• Objective:
Locate each line below that includes "list" and reproduce it.

* START Exercise materials *

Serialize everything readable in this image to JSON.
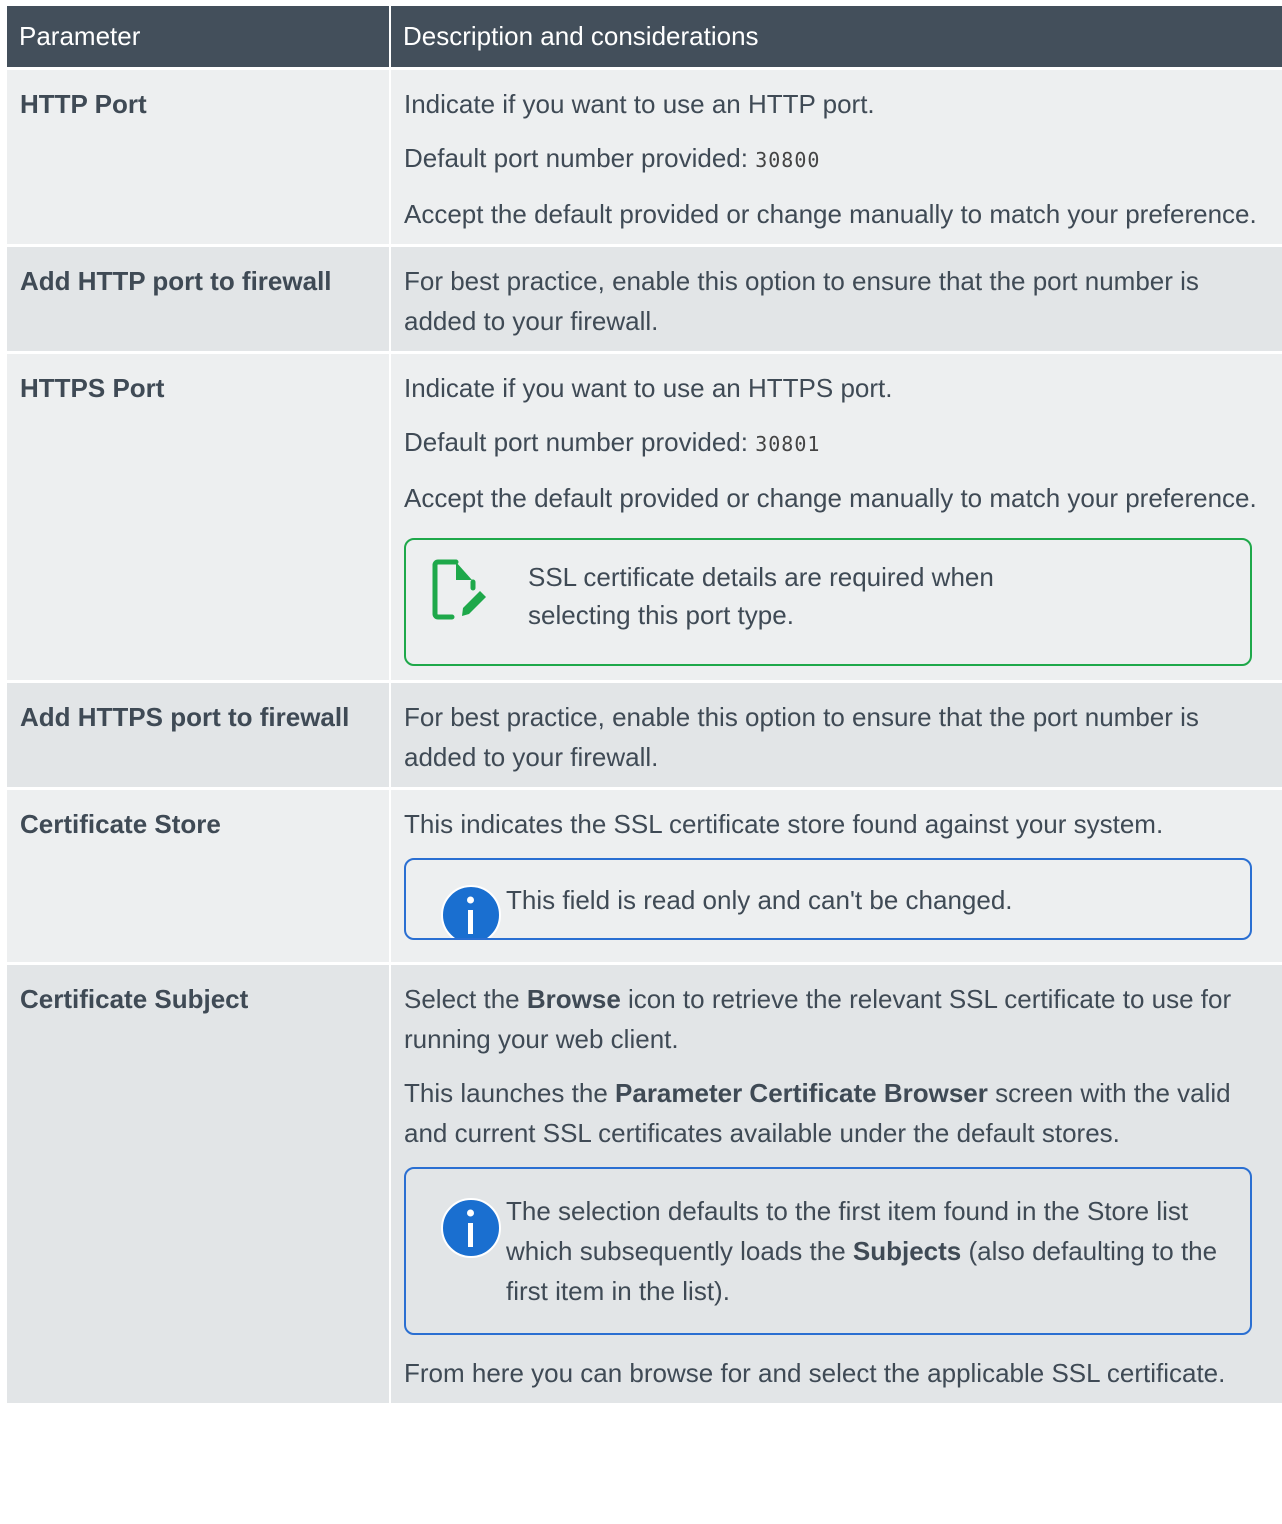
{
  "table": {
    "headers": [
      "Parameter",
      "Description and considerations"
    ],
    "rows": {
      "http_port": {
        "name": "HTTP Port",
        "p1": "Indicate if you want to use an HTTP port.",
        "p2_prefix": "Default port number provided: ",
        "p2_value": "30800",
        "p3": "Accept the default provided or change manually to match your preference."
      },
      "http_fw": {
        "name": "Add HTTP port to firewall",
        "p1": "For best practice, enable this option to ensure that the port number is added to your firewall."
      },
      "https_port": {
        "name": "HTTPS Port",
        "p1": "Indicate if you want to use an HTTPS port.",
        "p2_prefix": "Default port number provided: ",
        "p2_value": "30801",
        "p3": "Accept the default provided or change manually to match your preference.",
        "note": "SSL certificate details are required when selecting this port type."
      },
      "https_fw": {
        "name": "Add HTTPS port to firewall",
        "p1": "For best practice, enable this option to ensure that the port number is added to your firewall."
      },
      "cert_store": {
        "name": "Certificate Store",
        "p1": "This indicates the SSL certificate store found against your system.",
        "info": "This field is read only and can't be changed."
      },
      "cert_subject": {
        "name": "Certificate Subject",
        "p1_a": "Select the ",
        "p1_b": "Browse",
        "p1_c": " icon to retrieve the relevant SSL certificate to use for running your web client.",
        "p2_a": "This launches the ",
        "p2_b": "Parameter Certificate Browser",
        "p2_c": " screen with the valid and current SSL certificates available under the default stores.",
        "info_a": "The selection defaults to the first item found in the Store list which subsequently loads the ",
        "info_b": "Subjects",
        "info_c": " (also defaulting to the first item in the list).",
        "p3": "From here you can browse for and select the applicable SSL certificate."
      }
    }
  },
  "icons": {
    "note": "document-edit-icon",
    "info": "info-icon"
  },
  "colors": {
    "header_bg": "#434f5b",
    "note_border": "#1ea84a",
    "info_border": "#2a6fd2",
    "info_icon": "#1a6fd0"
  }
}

* END Exercise materials *

• Finished answer:
        "info_a": "The selection defaults to the first item found in the Store list which subsequently loads the ",
        "info_c": " (also defaulting to the first item in the list).",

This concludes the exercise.